Dataset excerpt:
....
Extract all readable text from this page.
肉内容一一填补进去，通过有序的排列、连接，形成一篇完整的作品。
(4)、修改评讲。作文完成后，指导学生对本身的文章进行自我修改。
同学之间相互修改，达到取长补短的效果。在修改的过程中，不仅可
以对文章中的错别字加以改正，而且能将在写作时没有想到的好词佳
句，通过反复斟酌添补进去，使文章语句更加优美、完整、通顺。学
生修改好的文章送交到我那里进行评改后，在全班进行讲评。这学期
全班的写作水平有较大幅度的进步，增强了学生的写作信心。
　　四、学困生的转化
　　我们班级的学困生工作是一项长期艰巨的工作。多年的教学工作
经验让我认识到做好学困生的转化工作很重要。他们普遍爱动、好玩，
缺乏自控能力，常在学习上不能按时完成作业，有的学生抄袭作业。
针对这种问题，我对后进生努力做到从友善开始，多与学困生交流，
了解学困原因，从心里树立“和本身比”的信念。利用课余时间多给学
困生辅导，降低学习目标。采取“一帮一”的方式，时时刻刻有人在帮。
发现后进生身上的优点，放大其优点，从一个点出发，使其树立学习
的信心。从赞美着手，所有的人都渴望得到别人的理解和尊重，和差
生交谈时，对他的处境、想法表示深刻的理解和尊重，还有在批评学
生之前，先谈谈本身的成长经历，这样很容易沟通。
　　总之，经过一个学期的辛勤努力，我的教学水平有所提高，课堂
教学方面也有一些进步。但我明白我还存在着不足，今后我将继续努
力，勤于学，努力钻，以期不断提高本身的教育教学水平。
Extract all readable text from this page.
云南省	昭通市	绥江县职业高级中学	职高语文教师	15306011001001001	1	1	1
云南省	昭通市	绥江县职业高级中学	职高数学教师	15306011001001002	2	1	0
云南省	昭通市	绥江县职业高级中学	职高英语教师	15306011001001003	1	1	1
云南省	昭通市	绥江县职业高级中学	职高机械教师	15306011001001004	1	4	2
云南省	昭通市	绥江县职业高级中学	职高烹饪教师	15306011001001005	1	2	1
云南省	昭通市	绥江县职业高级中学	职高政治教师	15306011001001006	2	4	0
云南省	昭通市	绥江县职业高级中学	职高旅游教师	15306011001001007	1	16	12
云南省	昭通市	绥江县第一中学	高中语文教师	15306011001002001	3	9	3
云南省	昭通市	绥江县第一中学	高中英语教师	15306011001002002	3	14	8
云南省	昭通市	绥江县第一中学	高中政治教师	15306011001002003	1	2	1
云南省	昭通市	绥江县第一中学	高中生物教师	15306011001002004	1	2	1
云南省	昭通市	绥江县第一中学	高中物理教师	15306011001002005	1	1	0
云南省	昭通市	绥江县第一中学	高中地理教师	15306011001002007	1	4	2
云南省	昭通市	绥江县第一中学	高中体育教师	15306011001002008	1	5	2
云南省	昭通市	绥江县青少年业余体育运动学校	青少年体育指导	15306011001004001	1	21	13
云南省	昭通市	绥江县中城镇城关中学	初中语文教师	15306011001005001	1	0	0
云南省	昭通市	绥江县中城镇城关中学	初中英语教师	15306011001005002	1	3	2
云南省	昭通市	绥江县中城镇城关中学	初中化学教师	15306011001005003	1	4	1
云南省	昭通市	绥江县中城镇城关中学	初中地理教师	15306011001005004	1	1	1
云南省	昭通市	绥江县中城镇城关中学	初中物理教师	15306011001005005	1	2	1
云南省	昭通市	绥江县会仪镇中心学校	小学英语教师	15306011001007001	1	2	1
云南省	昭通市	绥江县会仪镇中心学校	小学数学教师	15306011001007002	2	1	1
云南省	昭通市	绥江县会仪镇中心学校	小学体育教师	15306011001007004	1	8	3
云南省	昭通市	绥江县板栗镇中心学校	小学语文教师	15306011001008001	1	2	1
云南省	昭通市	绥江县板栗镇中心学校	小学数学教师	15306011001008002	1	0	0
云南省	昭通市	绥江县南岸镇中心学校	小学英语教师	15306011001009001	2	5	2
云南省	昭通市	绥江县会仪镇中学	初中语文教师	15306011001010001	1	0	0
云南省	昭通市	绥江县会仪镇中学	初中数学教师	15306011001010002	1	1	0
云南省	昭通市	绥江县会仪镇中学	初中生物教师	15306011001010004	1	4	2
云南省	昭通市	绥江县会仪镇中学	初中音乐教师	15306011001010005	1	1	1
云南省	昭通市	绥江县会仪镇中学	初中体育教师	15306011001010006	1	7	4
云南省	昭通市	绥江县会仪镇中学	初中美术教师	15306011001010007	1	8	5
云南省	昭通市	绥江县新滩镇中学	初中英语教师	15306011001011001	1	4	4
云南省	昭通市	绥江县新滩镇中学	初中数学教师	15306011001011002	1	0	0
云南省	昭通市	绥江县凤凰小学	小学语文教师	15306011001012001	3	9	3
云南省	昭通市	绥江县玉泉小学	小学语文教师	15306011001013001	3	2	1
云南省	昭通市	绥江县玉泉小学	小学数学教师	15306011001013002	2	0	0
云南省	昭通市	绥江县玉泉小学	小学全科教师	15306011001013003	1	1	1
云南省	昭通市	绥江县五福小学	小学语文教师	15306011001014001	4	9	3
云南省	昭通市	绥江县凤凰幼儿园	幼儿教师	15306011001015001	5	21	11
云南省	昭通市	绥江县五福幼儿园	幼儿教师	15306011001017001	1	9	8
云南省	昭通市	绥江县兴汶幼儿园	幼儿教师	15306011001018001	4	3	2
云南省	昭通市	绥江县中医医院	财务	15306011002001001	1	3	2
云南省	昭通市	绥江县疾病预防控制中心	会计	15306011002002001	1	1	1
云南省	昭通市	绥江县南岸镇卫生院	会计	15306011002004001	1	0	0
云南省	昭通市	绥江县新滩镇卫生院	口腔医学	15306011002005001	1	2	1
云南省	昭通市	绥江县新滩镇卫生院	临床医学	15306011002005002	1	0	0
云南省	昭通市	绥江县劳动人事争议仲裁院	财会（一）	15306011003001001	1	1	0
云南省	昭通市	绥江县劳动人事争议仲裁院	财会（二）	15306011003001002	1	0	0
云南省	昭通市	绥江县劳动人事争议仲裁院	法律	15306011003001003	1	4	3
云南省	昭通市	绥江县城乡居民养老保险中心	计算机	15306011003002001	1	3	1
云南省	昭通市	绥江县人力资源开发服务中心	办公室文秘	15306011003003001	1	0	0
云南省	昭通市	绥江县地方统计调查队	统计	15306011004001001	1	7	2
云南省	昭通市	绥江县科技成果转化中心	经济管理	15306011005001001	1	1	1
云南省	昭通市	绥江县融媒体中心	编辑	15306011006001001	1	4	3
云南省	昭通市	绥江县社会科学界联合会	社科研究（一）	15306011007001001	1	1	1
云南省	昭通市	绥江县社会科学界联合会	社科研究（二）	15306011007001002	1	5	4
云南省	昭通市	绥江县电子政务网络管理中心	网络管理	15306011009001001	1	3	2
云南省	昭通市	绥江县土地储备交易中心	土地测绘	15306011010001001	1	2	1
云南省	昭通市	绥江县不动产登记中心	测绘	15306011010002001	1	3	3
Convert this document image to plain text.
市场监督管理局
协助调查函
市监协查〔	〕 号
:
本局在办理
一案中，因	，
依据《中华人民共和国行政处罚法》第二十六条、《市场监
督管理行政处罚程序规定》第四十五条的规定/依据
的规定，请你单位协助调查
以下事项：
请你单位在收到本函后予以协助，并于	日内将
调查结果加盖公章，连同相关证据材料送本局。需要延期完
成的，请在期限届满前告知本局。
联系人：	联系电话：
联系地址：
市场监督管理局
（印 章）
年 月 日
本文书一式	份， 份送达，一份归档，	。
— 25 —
....
Aim | Copy every record above exactly as it appears.

Result |
Extract all readable text from this page.
肉内容一一填补进去，通过有序的排列、连接，形成一篇完整的作品。
(4)、修改评讲。作文完成后，指导学生对本身的文章进行自我修改。
同学之间相互修改，达到取长补短的效果。在修改的过程中，不仅可
以对文章中的错别字加以改正，而且能将在写作时没有想到的好词佳
句，通过反复斟酌添补进去，使文章语句更加优美、完整、通顺。学
生修改好的文章送交到我那里进行评改后，在全班进行讲评。这学期
全班的写作水平有较大幅度的进步，增强了学生的写作信心。
　　四、学困生的转化
　　我们班级的学困生工作是一项长期艰巨的工作。多年的教学工作
经验让我认识到做好学困生的转化工作很重要。他们普遍爱动、好玩，
缺乏自控能力，常在学习上不能按时完成作业，有的学生抄袭作业。
针对这种问题，我对后进生努力做到从友善开始，多与学困生交流，
了解学困原因，从心里树立“和本身比”的信念。利用课余时间多给学
困生辅导，降低学习目标。采取“一帮一”的方式，时时刻刻有人在帮。
发现后进生身上的优点，放大其优点，从一个点出发，使其树立学习
的信心。从赞美着手，所有的人都渴望得到别人的理解和尊重，和差
生交谈时，对他的处境、想法表示深刻的理解和尊重，还有在批评学
生之前，先谈谈本身的成长经历，这样很容易沟通。
　　总之，经过一个学期的辛勤努力，我的教学水平有所提高，课堂
教学方面也有一些进步。但我明白我还存在着不足，今后我将继续努
力，勤于学，努力钻，以期不断提高本身的教育教学水平。
Extract all readable text from this page.
云南省	昭通市	绥江县职业高级中学	职高语文教师	15306011001001001	1	1	1
云南省	昭通市	绥江县职业高级中学	职高数学教师	15306011001001002	2	1	0
云南省	昭通市	绥江县职业高级中学	职高英语教师	15306011001001003	1	1	1
云南省	昭通市	绥江县职业高级中学	职高机械教师	15306011001001004	1	4	2
云南省	昭通市	绥江县职业高级中学	职高烹饪教师	15306011001001005	1	2	1
云南省	昭通市	绥江县职业高级中学	职高政治教师	15306011001001006	2	4	0
云南省	昭通市	绥江县职业高级中学	职高旅游教师	15306011001001007	1	16	12
云南省	昭通市	绥江县第一中学	高中语文教师	15306011001002001	3	9	3
云南省	昭通市	绥江县第一中学	高中英语教师	15306011001002002	3	14	8
云南省	昭通市	绥江县第一中学	高中政治教师	15306011001002003	1	2	1
云南省	昭通市	绥江县第一中学	高中生物教师	15306011001002004	1	2	1
云南省	昭通市	绥江县第一中学	高中物理教师	15306011001002005	1	1	0
云南省	昭通市	绥江县第一中学	高中地理教师	15306011001002007	1	4	2
云南省	昭通市	绥江县第一中学	高中体育教师	15306011001002008	1	5	2
云南省	昭通市	绥江县青少年业余体育运动学校	青少年体育指导	15306011001004001	1	21	13
云南省	昭通市	绥江县中城镇城关中学	初中语文教师	15306011001005001	1	0	0
云南省	昭通市	绥江县中城镇城关中学	初中英语教师	15306011001005002	1	3	2
云南省	昭通市	绥江县中城镇城关中学	初中化学教师	15306011001005003	1	4	1
云南省	昭通市	绥江县中城镇城关中学	初中地理教师	15306011001005004	1	1	1
云南省	昭通市	绥江县中城镇城关中学	初中物理教师	15306011001005005	1	2	1
云南省	昭通市	绥江县会仪镇中心学校	小学英语教师	15306011001007001	1	2	1
云南省	昭通市	绥江县会仪镇中心学校	小学数学教师	15306011001007002	2	1	1
云南省	昭通市	绥江县会仪镇中心学校	小学体育教师	15306011001007004	1	8	3
云南省	昭通市	绥江县板栗镇中心学校	小学语文教师	15306011001008001	1	2	1
云南省	昭通市	绥江县板栗镇中心学校	小学数学教师	15306011001008002	1	0	0
云南省	昭通市	绥江县南岸镇中心学校	小学英语教师	15306011001009001	2	5	2
云南省	昭通市	绥江县会仪镇中学	初中语文教师	15306011001010001	1	0	0
云南省	昭通市	绥江县会仪镇中学	初中数学教师	15306011001010002	1	1	0
云南省	昭通市	绥江县会仪镇中学	初中生物教师	15306011001010004	1	4	2
云南省	昭通市	绥江县会仪镇中学	初中音乐教师	15306011001010005	1	1	1
云南省	昭通市	绥江县会仪镇中学	初中体育教师	15306011001010006	1	7	4
云南省	昭通市	绥江县会仪镇中学	初中美术教师	15306011001010007	1	8	5
云南省	昭通市	绥江县新滩镇中学	初中英语教师	15306011001011001	1	4	4
云南省	昭通市	绥江县新滩镇中学	初中数学教师	15306011001011002	1	0	0
云南省	昭通市	绥江县凤凰小学	小学语文教师	15306011001012001	3	9	3
云南省	昭通市	绥江县玉泉小学	小学语文教师	15306011001013001	3	2	1
云南省	昭通市	绥江县玉泉小学	小学数学教师	15306011001013002	2	0	0
云南省	昭通市	绥江县玉泉小学	小学全科教师	15306011001013003	1	1	1
云南省	昭通市	绥江县五福小学	小学语文教师	15306011001014001	4	9	3
云南省	昭通市	绥江县凤凰幼儿园	幼儿教师	15306011001015001	5	21	11
云南省	昭通市	绥江县五福幼儿园	幼儿教师	15306011001017001	1	9	8
云南省	昭通市	绥江县兴汶幼儿园	幼儿教师	15306011001018001	4	3	2
云南省	昭通市	绥江县中医医院	财务	15306011002001001	1	3	2
云南省	昭通市	绥江县疾病预防控制中心	会计	15306011002002001	1	1	1
云南省	昭通市	绥江县南岸镇卫生院	会计	15306011002004001	1	0	0
云南省	昭通市	绥江县新滩镇卫生院	口腔医学	15306011002005001	1	2	1
云南省	昭通市	绥江县新滩镇卫生院	临床医学	15306011002005002	1	0	0
云南省	昭通市	绥江县劳动人事争议仲裁院	财会（一）	15306011003001001	1	1	0
云南省	昭通市	绥江县劳动人事争议仲裁院	财会（二）	15306011003001002	1	0	0
云南省	昭通市	绥江县劳动人事争议仲裁院	法律	15306011003001003	1	4	3
云南省	昭通市	绥江县城乡居民养老保险中心	计算机	15306011003002001	1	3	1
云南省	昭通市	绥江县人力资源开发服务中心	办公室文秘	15306011003003001	1	0	0
云南省	昭通市	绥江县地方统计调查队	统计	15306011004001001	1	7	2
云南省	昭通市	绥江县科技成果转化中心	经济管理	15306011005001001	1	1	1
云南省	昭通市	绥江县融媒体中心	编辑	15306011006001001	1	4	3
云南省	昭通市	绥江县社会科学界联合会	社科研究（一）	15306011007001001	1	1	1
云南省	昭通市	绥江县社会科学界联合会	社科研究（二）	15306011007001002	1	5	4
云南省	昭通市	绥江县电子政务网络管理中心	网络管理	15306011009001001	1	3	2
云南省	昭通市	绥江县土地储备交易中心	土地测绘	15306011010001001	1	2	1
云南省	昭通市	绥江县不动产登记中心	测绘	15306011010002001	1	3	3
Convert this document image to plain text.
市场监督管理局
协助调查函
市监协查〔	〕 号
:
本局在办理
一案中，因	，
依据《中华人民共和国行政处罚法》第二十六条、《市场监
督管理行政处罚程序规定》第四十五条的规定/依据
的规定，请你单位协助调查
以下事项：
请你单位在收到本函后予以协助，并于	日内将
调查结果加盖公章，连同相关证据材料送本局。需要延期完
成的，请在期限届满前告知本局。
联系人：	联系电话：
联系地址：
市场监督管理局
（印 章）
年 月 日
本文书一式	份， 份送达，一份归档，	。
— 25 —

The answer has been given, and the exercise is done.